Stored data
----------
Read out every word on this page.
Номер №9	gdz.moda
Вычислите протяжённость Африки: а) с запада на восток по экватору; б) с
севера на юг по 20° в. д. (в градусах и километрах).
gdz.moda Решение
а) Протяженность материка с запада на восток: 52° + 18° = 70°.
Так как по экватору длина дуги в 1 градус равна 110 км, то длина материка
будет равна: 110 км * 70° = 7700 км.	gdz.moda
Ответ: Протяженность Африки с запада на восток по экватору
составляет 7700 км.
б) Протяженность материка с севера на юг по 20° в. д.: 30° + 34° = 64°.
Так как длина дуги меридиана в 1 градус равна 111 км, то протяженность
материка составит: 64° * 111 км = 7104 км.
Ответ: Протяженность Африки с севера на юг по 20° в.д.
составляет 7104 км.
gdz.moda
----------
(GIVEN INSTRUCTION):
Faithfully copy every entry, leaving nothing out.

(THE ANSWER):
Read out every word on this page.
Номер №9	gdz.moda
Вычислите протяжённость Африки: а) с запада на восток по экватору; б) с
севера на юг по 20° в. д. (в градусах и километрах).
gdz.moda Решение
а) Протяженность материка с запада на восток: 52° + 18° = 70°.
Так как по экватору длина дуги в 1 градус равна 110 км, то длина материка
будет равна: 110 км * 70° = 7700 км.	gdz.moda
Ответ: Протяженность Африки с запада на восток по экватору
составляет 7700 км.
б) Протяженность материка с севера на юг по 20° в. д.: 30° + 34° = 64°.
Так как длина дуги меридиана в 1 градус равна 111 км, то протяженность
материка составит: 64° * 111 км = 7104 км.
Ответ: Протяженность Африки с севера на юг по 20° в.д.
составляет 7104 км.
gdz.moda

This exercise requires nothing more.